··· GIVEN DATA

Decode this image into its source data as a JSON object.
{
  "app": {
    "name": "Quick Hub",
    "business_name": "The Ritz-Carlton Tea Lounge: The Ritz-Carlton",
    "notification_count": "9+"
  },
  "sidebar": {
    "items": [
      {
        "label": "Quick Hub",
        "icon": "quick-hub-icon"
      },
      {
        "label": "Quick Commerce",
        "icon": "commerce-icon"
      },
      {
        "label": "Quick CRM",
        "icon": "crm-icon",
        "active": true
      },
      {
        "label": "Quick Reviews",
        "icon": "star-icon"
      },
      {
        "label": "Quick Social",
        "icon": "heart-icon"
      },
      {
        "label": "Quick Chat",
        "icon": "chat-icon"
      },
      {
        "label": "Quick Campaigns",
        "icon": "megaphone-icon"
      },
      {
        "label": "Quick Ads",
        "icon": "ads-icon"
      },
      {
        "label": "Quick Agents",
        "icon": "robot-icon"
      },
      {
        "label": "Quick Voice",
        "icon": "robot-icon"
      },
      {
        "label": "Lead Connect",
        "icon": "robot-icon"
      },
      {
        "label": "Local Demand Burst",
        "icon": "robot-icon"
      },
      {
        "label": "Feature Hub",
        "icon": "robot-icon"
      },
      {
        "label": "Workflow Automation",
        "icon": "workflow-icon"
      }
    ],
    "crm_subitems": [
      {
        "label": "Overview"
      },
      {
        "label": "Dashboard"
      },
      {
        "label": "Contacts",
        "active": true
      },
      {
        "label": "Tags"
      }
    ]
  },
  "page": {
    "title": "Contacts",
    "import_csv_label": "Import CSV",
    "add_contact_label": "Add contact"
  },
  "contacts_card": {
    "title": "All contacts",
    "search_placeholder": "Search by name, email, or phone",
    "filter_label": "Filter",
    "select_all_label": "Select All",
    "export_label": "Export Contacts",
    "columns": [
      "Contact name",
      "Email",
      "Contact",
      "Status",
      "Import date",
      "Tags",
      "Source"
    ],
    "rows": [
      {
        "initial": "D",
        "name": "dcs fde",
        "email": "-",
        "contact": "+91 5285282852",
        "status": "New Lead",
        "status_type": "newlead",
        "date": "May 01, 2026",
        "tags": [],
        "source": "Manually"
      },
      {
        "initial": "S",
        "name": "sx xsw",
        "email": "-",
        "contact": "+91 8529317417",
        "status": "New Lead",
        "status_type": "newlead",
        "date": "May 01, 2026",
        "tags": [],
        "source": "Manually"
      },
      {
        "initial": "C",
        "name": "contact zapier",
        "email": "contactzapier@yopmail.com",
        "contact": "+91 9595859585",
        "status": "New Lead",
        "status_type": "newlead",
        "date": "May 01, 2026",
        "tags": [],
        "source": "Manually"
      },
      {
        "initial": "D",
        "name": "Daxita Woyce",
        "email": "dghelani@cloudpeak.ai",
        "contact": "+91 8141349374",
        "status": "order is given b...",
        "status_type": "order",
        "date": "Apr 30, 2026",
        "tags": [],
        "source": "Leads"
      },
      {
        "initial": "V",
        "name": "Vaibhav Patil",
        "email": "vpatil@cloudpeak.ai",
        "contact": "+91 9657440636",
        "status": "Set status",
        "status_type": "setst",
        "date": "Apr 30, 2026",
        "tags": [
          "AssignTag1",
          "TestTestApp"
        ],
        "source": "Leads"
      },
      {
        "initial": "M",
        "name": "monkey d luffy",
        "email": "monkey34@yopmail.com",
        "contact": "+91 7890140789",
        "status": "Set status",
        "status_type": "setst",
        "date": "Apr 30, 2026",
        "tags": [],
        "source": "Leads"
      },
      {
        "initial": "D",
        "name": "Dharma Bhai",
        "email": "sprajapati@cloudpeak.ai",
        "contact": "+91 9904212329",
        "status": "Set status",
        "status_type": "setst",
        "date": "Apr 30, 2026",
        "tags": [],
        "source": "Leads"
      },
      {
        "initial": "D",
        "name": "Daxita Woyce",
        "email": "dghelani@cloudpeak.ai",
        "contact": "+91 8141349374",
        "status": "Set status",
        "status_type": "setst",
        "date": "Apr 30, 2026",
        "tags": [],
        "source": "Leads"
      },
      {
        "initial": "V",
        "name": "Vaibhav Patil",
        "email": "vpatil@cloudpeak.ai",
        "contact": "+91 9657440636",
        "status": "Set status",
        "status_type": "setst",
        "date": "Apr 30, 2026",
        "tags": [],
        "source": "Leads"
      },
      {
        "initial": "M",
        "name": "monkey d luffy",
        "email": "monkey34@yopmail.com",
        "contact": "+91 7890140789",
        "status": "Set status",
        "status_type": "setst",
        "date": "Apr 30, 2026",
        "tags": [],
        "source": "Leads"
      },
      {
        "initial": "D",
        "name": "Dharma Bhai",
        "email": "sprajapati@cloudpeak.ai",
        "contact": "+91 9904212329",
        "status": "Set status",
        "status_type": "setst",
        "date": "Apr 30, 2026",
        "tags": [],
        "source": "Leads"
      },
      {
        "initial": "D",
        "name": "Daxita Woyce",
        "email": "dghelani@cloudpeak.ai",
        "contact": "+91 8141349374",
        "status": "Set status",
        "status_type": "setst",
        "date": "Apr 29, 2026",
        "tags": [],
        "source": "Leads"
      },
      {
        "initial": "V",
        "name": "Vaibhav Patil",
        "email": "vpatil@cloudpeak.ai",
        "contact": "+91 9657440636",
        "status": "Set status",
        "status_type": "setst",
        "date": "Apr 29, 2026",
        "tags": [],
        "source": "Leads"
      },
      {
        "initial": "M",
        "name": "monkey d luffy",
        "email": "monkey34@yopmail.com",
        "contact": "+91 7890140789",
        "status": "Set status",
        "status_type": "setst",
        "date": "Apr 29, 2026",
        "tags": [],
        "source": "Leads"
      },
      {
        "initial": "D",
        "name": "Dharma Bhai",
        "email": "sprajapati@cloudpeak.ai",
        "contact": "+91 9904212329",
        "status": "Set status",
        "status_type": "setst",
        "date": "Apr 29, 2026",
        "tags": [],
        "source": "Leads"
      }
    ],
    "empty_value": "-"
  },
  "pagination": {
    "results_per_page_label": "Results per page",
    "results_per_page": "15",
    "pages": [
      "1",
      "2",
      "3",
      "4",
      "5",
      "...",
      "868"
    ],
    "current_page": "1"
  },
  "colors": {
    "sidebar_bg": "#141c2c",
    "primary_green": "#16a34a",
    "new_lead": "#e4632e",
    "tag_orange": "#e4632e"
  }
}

······
··· GIVEN DATA

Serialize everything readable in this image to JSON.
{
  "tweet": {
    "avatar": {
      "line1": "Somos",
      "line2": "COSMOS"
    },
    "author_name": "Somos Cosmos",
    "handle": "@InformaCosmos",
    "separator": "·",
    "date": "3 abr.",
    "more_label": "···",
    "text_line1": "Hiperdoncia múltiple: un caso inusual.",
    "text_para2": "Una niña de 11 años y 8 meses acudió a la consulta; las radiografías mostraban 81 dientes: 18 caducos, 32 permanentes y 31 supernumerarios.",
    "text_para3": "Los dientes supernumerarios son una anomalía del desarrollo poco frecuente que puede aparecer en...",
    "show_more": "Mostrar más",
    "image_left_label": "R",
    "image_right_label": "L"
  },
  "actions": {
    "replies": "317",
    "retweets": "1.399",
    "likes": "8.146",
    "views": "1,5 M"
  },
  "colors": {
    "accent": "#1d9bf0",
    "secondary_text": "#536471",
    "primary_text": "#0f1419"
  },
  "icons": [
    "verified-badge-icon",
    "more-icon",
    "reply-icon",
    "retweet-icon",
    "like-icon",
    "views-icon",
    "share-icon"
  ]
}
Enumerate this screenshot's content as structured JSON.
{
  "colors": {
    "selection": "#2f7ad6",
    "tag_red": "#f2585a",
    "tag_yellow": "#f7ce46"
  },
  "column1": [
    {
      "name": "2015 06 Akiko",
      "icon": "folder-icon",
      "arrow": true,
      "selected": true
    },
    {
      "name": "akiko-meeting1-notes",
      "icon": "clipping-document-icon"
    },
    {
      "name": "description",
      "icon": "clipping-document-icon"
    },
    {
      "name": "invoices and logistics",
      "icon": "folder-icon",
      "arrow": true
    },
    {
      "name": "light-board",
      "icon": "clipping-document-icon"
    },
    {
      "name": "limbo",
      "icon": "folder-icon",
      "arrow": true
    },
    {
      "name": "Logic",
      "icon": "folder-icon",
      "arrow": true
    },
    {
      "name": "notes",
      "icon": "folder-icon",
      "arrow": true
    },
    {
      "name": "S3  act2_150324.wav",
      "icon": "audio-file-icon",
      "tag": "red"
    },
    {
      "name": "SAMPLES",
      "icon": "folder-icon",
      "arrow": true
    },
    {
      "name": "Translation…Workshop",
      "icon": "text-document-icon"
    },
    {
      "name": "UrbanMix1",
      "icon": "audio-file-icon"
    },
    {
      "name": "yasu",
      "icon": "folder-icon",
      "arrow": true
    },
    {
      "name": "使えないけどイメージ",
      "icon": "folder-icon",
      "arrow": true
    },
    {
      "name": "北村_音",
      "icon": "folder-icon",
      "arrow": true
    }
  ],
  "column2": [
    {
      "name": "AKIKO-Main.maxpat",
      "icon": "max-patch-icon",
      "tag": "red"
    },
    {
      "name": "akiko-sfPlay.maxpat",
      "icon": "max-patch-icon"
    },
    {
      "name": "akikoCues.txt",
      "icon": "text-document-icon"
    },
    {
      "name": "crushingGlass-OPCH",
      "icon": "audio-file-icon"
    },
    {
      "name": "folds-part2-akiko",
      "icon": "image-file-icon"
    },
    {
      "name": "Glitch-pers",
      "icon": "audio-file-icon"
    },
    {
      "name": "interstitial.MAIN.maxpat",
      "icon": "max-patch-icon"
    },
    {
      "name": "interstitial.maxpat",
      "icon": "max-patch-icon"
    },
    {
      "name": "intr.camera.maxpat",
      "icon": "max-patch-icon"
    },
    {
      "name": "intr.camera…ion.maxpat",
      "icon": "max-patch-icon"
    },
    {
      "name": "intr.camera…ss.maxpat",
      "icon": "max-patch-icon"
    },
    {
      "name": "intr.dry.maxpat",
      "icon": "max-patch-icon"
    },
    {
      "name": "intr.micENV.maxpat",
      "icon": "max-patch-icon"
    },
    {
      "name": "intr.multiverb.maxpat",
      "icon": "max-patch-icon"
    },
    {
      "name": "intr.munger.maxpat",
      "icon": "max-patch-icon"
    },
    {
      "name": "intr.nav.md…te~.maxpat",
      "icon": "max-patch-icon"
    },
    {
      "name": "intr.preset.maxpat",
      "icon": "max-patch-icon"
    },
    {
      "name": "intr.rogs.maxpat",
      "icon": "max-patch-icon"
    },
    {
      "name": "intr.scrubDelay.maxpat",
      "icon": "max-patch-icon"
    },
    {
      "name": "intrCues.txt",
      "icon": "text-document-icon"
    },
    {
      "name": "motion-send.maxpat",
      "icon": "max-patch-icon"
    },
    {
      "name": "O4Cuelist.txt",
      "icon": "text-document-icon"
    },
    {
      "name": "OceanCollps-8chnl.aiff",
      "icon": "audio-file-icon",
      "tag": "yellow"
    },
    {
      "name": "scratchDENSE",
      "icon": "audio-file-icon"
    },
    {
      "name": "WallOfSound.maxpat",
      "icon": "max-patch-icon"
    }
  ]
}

······

**TASK REQUIREMENTS**
Find the word "JSON" in the data and copy out each line where it turns up.

**ANSWER TO THIS EXERCISE**
Decode this image into its source data as a JSON object.
Serialize everything readable in this image to JSON.
Enumerate this screenshot's content as structured JSON.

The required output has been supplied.